## AIM OF THE EXERCISE
Give back all the data exactly, line by line.

....

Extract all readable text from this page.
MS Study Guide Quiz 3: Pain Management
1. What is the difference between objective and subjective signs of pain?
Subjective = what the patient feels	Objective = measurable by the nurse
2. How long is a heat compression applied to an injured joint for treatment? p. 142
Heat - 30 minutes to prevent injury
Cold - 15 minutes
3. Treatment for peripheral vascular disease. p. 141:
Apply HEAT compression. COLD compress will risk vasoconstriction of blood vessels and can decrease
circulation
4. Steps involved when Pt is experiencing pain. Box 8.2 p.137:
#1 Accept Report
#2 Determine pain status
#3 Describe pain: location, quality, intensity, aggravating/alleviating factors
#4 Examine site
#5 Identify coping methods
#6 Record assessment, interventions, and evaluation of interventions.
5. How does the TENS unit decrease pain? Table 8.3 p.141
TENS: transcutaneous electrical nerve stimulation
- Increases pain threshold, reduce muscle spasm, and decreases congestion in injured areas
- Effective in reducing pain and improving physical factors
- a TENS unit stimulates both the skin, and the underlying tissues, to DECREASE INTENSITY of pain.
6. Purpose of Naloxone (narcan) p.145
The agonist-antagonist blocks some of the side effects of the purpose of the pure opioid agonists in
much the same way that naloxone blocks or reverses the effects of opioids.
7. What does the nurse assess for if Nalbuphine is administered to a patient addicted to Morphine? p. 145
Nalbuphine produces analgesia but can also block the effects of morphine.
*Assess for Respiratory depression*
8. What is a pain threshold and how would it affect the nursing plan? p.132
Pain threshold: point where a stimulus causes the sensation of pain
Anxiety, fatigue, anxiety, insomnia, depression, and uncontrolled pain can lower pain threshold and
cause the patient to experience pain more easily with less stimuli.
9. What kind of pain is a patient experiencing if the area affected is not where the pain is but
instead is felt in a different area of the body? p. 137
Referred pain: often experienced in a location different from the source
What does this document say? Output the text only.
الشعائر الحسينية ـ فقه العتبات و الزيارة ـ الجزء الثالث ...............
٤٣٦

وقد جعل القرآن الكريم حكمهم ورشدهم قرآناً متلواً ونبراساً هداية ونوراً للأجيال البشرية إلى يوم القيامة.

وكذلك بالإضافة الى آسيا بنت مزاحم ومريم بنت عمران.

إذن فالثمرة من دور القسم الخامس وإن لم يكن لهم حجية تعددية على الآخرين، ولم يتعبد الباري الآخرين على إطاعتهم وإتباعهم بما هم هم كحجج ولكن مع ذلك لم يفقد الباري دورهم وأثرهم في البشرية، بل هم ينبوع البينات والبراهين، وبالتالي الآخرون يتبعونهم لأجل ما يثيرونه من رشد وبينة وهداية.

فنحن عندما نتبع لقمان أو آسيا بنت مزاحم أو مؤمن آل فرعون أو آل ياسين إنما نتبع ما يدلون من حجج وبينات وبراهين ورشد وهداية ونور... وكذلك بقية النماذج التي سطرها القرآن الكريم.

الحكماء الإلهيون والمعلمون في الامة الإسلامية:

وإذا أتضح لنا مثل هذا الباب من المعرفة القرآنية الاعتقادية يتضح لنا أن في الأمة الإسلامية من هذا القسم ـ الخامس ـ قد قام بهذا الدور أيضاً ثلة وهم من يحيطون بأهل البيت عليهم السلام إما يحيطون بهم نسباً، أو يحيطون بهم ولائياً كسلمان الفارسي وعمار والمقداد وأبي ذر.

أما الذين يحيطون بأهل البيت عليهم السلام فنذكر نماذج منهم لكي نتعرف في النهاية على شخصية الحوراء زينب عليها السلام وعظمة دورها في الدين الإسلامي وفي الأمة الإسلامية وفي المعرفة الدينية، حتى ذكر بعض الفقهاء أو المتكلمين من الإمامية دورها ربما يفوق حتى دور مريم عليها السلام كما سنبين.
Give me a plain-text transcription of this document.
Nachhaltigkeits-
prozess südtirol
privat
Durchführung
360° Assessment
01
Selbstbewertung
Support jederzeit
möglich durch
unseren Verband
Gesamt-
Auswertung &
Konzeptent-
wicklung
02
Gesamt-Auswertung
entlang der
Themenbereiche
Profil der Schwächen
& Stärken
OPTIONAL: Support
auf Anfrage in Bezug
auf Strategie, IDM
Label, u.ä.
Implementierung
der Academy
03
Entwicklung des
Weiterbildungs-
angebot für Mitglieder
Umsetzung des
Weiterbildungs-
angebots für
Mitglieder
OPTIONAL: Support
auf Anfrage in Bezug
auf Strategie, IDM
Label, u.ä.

....

## EXPECTED OUTPUT
Extract all readable text from this page.
MS Study Guide Quiz 3: Pain Management
1. What is the difference between objective and subjective signs of pain?
Subjective = what the patient feels	Objective = measurable by the nurse
2. How long is a heat compression applied to an injured joint for treatment? p. 142
Heat - 30 minutes to prevent injury
Cold - 15 minutes
3. Treatment for peripheral vascular disease. p. 141:
Apply HEAT compression. COLD compress will risk vasoconstriction of blood vessels and can decrease
circulation
4. Steps involved when Pt is experiencing pain. Box 8.2 p.137:
#1 Accept Report
#2 Determine pain status
#3 Describe pain: location, quality, intensity, aggravating/alleviating factors
#4 Examine site
#5 Identify coping methods
#6 Record assessment, interventions, and evaluation of interventions.
5. How does the TENS unit decrease pain? Table 8.3 p.141
TENS: transcutaneous electrical nerve stimulation
- Increases pain threshold, reduce muscle spasm, and decreases congestion in injured areas
- Effective in reducing pain and improving physical factors
- a TENS unit stimulates both the skin, and the underlying tissues, to DECREASE INTENSITY of pain.
6. Purpose of Naloxone (narcan) p.145
The agonist-antagonist blocks some of the side effects of the purpose of the pure opioid agonists in
much the same way that naloxone blocks or reverses the effects of opioids.
7. What does the nurse assess for if Nalbuphine is administered to a patient addicted to Morphine? p. 145
Nalbuphine produces analgesia but can also block the effects of morphine.
*Assess for Respiratory depression*
8. What is a pain threshold and how would it affect the nursing plan? p.132
Pain threshold: point where a stimulus causes the sensation of pain
Anxiety, fatigue, anxiety, insomnia, depression, and uncontrolled pain can lower pain threshold and
cause the patient to experience pain more easily with less stimuli.
9. What kind of pain is a patient experiencing if the area affected is not where the pain is but
instead is felt in a different area of the body? p. 137
Referred pain: often experienced in a location different from the source
What does this document say? Output the text only.
الشعائر الحسينية ـ فقه العتبات و الزيارة ـ الجزء الثالث ...............
٤٣٦

وقد جعل القرآن الكريم حكمهم ورشدهم قرآناً متلواً ونبراساً هداية ونوراً للأجيال البشرية إلى يوم القيامة.

وكذلك بالإضافة الى آسيا بنت مزاحم ومريم بنت عمران.

إذن فالثمرة من دور القسم الخامس وإن لم يكن لهم حجية تعددية على الآخرين، ولم يتعبد الباري الآخرين على إطاعتهم وإتباعهم بما هم هم كحجج ولكن مع ذلك لم يفقد الباري دورهم وأثرهم في البشرية، بل هم ينبوع البينات والبراهين، وبالتالي الآخرون يتبعونهم لأجل ما يثيرونه من رشد وبينة وهداية.

فنحن عندما نتبع لقمان أو آسيا بنت مزاحم أو مؤمن آل فرعون أو آل ياسين إنما نتبع ما يدلون من حجج وبينات وبراهين ورشد وهداية ونور... وكذلك بقية النماذج التي سطرها القرآن الكريم.

الحكماء الإلهيون والمعلمون في الامة الإسلامية:

وإذا أتضح لنا مثل هذا الباب من المعرفة القرآنية الاعتقادية يتضح لنا أن في الأمة الإسلامية من هذا القسم ـ الخامس ـ قد قام بهذا الدور أيضاً ثلة وهم من يحيطون بأهل البيت عليهم السلام إما يحيطون بهم نسباً، أو يحيطون بهم ولائياً كسلمان الفارسي وعمار والمقداد وأبي ذر.

أما الذين يحيطون بأهل البيت عليهم السلام فنذكر نماذج منهم لكي نتعرف في النهاية على شخصية الحوراء زينب عليها السلام وعظمة دورها في الدين الإسلامي وفي الأمة الإسلامية وفي المعرفة الدينية، حتى ذكر بعض الفقهاء أو المتكلمين من الإمامية دورها ربما يفوق حتى دور مريم عليها السلام كما سنبين.
Give me a plain-text transcription of this document.
Nachhaltigkeits-
prozess südtirol
privat
Durchführung
360° Assessment
01
Selbstbewertung
Support jederzeit
möglich durch
unseren Verband
Gesamt-
Auswertung &
Konzeptent-
wicklung
02
Gesamt-Auswertung
entlang der
Themenbereiche
Profil der Schwächen
& Stärken
OPTIONAL: Support
auf Anfrage in Bezug
auf Strategie, IDM
Label, u.ä.
Implementierung
der Academy
03
Entwicklung des
Weiterbildungs-
angebot für Mitglieder
Umsetzung des
Weiterbildungs-
angebots für
Mitglieder
OPTIONAL: Support
auf Anfrage in Bezug
auf Strategie, IDM
Label, u.ä.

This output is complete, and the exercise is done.